**Provided entries**

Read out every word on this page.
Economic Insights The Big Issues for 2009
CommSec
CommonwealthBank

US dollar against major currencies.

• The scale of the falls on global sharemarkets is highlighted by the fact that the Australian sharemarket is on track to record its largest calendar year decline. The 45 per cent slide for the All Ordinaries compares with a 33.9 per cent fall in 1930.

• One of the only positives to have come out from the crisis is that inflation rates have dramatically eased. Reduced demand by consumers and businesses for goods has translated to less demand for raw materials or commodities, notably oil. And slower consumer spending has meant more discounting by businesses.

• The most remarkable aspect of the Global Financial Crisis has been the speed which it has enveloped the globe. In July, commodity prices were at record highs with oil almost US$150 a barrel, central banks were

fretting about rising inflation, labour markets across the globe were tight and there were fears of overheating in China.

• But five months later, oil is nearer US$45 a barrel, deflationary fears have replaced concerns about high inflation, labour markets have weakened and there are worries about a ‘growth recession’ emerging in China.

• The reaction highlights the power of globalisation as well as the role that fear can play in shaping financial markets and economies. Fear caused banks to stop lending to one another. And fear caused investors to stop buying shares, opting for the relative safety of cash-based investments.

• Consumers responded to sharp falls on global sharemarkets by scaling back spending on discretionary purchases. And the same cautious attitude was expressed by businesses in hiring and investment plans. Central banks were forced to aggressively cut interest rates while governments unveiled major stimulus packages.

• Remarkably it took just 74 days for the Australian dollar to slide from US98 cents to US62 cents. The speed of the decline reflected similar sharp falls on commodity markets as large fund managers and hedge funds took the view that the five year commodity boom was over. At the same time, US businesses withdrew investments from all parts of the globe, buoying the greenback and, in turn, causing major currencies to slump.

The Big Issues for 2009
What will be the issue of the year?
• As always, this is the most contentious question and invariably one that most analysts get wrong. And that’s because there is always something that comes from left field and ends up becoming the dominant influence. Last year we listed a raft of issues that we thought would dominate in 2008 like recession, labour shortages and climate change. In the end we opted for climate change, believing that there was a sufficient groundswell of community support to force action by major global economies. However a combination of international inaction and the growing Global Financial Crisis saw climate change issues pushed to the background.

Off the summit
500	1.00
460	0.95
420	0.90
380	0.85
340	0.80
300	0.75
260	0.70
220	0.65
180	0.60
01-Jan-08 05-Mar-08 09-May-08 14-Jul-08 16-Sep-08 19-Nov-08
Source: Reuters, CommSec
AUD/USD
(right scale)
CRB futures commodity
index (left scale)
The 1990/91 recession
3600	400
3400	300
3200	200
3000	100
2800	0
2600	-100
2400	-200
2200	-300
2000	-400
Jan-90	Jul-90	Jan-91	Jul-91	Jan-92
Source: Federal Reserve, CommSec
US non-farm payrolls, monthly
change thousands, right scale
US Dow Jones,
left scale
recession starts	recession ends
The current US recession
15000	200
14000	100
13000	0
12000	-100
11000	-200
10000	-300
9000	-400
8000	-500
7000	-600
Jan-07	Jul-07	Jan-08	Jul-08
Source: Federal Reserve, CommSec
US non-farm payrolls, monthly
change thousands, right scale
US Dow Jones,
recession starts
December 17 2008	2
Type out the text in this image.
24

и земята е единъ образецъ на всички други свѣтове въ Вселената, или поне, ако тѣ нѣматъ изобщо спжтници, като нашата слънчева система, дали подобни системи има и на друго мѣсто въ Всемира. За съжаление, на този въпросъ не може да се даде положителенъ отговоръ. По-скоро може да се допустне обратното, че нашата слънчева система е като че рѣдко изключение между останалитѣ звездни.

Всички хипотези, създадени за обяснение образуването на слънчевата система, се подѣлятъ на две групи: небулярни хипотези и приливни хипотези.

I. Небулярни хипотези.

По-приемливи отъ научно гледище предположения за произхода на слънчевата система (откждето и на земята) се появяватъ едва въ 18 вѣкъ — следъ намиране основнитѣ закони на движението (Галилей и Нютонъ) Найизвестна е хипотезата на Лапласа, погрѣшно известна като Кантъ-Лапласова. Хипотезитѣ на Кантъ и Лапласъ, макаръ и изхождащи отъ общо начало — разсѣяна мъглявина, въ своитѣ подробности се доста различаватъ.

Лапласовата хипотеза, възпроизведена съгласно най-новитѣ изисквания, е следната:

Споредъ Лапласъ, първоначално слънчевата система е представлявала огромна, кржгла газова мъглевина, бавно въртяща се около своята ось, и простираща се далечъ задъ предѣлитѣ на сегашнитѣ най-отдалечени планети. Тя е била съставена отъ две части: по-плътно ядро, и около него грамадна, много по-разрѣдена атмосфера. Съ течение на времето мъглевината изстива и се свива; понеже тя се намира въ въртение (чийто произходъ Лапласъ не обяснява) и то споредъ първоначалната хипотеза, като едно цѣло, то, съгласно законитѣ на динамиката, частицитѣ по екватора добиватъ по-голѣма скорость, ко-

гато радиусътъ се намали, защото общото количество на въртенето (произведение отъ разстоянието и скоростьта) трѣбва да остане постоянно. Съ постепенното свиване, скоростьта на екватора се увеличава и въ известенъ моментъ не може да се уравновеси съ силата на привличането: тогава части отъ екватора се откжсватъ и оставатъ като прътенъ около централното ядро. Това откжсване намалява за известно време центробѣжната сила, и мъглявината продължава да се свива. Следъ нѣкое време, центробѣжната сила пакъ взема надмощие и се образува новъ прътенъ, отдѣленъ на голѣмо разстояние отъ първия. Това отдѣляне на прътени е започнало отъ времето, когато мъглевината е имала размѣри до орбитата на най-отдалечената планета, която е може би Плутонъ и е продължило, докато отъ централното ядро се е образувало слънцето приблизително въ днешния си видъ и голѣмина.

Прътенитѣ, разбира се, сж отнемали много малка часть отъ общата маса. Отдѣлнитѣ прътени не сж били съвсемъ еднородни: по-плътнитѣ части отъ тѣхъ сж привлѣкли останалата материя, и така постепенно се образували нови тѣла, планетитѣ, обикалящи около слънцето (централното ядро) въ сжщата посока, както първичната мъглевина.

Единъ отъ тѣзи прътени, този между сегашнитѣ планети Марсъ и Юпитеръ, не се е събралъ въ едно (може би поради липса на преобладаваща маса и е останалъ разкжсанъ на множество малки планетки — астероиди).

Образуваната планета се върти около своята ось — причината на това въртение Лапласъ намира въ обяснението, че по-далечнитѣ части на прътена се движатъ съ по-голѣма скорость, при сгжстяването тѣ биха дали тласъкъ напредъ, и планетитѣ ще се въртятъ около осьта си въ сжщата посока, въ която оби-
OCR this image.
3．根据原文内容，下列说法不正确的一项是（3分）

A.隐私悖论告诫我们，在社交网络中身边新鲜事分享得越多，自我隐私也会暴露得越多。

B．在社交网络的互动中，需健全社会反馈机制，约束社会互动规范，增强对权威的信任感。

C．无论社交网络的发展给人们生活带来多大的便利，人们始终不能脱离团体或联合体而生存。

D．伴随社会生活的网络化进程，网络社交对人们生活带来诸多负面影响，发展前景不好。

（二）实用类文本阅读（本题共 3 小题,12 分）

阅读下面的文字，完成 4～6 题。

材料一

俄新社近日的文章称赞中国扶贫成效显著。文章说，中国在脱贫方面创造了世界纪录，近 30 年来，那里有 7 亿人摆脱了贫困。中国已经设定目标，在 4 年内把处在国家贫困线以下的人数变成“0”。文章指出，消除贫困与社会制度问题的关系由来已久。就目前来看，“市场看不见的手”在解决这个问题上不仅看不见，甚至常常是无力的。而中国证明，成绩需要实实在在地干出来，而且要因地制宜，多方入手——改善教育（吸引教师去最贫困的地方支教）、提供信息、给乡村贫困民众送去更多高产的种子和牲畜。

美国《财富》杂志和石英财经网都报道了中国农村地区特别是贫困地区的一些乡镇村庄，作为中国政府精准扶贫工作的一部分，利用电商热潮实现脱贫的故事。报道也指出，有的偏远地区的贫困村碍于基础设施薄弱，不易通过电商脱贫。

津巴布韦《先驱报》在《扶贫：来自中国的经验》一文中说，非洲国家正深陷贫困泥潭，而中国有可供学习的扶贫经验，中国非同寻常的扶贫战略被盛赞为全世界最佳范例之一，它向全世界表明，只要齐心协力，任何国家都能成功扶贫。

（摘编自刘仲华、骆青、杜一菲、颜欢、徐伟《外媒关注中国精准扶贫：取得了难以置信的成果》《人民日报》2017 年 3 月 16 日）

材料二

**What this task involves**
Look for "image" and pull out every line that has it.

**Reply to the task**
Type out the text in this image.
OCR this image.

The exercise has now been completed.